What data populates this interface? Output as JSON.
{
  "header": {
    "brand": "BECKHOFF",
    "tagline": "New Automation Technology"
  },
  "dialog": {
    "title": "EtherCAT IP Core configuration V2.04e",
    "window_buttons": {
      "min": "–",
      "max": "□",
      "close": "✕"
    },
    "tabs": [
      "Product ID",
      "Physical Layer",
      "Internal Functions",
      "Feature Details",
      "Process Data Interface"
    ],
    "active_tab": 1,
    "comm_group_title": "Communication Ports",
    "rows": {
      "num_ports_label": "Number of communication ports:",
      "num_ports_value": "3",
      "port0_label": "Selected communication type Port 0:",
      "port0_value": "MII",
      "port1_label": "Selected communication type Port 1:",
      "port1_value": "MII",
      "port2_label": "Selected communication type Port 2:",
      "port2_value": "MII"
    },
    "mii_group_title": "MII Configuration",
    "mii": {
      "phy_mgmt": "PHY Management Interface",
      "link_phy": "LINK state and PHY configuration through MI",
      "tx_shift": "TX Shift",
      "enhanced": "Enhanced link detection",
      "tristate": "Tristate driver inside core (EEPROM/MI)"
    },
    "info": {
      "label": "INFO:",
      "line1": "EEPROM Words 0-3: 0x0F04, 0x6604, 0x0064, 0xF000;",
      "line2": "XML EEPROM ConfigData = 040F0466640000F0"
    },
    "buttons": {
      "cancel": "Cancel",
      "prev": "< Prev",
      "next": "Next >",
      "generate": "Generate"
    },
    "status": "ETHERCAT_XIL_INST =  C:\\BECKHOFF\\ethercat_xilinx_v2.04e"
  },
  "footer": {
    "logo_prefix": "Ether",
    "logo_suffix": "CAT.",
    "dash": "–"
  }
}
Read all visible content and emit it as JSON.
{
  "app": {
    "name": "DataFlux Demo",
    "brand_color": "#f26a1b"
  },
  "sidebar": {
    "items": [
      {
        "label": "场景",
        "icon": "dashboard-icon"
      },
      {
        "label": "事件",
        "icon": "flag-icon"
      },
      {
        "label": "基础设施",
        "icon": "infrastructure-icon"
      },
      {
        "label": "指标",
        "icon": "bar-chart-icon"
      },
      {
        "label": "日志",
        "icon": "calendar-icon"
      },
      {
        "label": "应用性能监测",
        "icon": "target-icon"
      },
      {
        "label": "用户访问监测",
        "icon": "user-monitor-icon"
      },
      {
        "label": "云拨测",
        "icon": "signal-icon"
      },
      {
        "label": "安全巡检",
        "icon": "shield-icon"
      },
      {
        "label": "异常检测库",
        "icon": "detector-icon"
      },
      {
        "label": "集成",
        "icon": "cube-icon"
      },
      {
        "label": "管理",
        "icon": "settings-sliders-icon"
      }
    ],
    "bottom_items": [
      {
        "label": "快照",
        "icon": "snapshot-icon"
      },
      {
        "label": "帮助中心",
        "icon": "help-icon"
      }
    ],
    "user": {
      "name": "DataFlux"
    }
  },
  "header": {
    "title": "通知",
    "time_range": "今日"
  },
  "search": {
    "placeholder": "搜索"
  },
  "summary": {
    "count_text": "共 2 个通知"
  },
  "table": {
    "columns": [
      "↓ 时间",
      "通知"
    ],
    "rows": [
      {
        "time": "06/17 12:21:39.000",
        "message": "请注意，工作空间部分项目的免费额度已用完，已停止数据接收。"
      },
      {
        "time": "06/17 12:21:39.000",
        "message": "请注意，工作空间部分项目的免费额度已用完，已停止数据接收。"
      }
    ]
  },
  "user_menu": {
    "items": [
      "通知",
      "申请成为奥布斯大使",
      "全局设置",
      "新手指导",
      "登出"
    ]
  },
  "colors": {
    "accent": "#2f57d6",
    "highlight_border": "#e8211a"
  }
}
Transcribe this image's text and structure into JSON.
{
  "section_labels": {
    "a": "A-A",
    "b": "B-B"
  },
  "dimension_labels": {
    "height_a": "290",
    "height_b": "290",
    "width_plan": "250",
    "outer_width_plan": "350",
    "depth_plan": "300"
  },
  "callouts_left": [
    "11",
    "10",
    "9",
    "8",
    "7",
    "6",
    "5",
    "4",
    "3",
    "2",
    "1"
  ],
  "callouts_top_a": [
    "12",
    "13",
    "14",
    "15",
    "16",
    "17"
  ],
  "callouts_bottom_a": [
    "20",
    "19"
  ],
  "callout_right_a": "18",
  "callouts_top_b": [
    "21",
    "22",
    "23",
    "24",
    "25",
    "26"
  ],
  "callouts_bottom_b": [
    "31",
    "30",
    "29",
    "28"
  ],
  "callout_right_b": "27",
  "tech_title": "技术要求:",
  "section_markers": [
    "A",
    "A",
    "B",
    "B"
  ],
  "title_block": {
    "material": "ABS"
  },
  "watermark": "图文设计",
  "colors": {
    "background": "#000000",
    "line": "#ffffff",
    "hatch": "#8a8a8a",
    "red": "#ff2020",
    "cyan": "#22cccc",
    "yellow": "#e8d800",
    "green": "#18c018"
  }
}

Given problem:
Reproduce the data in full, exactly as presented.

Output:
What data populates this interface? Output as JSON.
{
  "header": {
    "brand": "BECKHOFF",
    "tagline": "New Automation Technology"
  },
  "dialog": {
    "title": "EtherCAT IP Core configuration V2.04e",
    "window_buttons": {
      "min": "–",
      "max": "□",
      "close": "✕"
    },
    "tabs": [
      "Product ID",
      "Physical Layer",
      "Internal Functions",
      "Feature Details",
      "Process Data Interface"
    ],
    "active_tab": 1,
    "comm_group_title": "Communication Ports",
    "rows": {
      "num_ports_label": "Number of communication ports:",
      "num_ports_value": "3",
      "port0_label": "Selected communication type Port 0:",
      "port0_value": "MII",
      "port1_label": "Selected communication type Port 1:",
      "port1_value": "MII",
      "port2_label": "Selected communication type Port 2:",
      "port2_value": "MII"
    },
    "mii_group_title": "MII Configuration",
    "mii": {
      "phy_mgmt": "PHY Management Interface",
      "link_phy": "LINK state and PHY configuration through MI",
      "tx_shift": "TX Shift",
      "enhanced": "Enhanced link detection",
      "tristate": "Tristate driver inside core (EEPROM/MI)"
    },
    "info": {
      "label": "INFO:",
      "line1": "EEPROM Words 0-3: 0x0F04, 0x6604, 0x0064, 0xF000;",
      "line2": "XML EEPROM ConfigData = 040F0466640000F0"
    },
    "buttons": {
      "cancel": "Cancel",
      "prev": "< Prev",
      "next": "Next >",
      "generate": "Generate"
    },
    "status": "ETHERCAT_XIL_INST =  C:\\BECKHOFF\\ethercat_xilinx_v2.04e"
  },
  "footer": {
    "logo_prefix": "Ether",
    "logo_suffix": "CAT.",
    "dash": "–"
  }
}
Read all visible content and emit it as JSON.
{
  "app": {
    "name": "DataFlux Demo",
    "brand_color": "#f26a1b"
  },
  "sidebar": {
    "items": [
      {
        "label": "场景",
        "icon": "dashboard-icon"
      },
      {
        "label": "事件",
        "icon": "flag-icon"
      },
      {
        "label": "基础设施",
        "icon": "infrastructure-icon"
      },
      {
        "label": "指标",
        "icon": "bar-chart-icon"
      },
      {
        "label": "日志",
        "icon": "calendar-icon"
      },
      {
        "label": "应用性能监测",
        "icon": "target-icon"
      },
      {
        "label": "用户访问监测",
        "icon": "user-monitor-icon"
      },
      {
        "label": "云拨测",
        "icon": "signal-icon"
      },
      {
        "label": "安全巡检",
        "icon": "shield-icon"
      },
      {
        "label": "异常检测库",
        "icon": "detector-icon"
      },
      {
        "label": "集成",
        "icon": "cube-icon"
      },
      {
        "label": "管理",
        "icon": "settings-sliders-icon"
      }
    ],
    "bottom_items": [
      {
        "label": "快照",
        "icon": "snapshot-icon"
      },
      {
        "label": "帮助中心",
        "icon": "help-icon"
      }
    ],
    "user": {
      "name": "DataFlux"
    }
  },
  "header": {
    "title": "通知",
    "time_range": "今日"
  },
  "search": {
    "placeholder": "搜索"
  },
  "summary": {
    "count_text": "共 2 个通知"
  },
  "table": {
    "columns": [
      "↓ 时间",
      "通知"
    ],
    "rows": [
      {
        "time": "06/17 12:21:39.000",
        "message": "请注意，工作空间部分项目的免费额度已用完，已停止数据接收。"
      },
      {
        "time": "06/17 12:21:39.000",
        "message": "请注意，工作空间部分项目的免费额度已用完，已停止数据接收。"
      }
    ]
  },
  "user_menu": {
    "items": [
      "通知",
      "申请成为奥布斯大使",
      "全局设置",
      "新手指导",
      "登出"
    ]
  },
  "colors": {
    "accent": "#2f57d6",
    "highlight_border": "#e8211a"
  }
}
Transcribe this image's text and structure into JSON.
{
  "section_labels": {
    "a": "A-A",
    "b": "B-B"
  },
  "dimension_labels": {
    "height_a": "290",
    "height_b": "290",
    "width_plan": "250",
    "outer_width_plan": "350",
    "depth_plan": "300"
  },
  "callouts_left": [
    "11",
    "10",
    "9",
    "8",
    "7",
    "6",
    "5",
    "4",
    "3",
    "2",
    "1"
  ],
  "callouts_top_a": [
    "12",
    "13",
    "14",
    "15",
    "16",
    "17"
  ],
  "callouts_bottom_a": [
    "20",
    "19"
  ],
  "callout_right_a": "18",
  "callouts_top_b": [
    "21",
    "22",
    "23",
    "24",
    "25",
    "26"
  ],
  "callouts_bottom_b": [
    "31",
    "30",
    "29",
    "28"
  ],
  "callout_right_b": "27",
  "tech_title": "技术要求:",
  "section_markers": [
    "A",
    "A",
    "B",
    "B"
  ],
  "title_block": {
    "material": "ABS"
  },
  "watermark": "图文设计",
  "colors": {
    "background": "#000000",
    "line": "#ffffff",
    "hatch": "#8a8a8a",
    "red": "#ff2020",
    "cyan": "#22cccc",
    "yellow": "#e8d800",
    "green": "#18c018"
  }
}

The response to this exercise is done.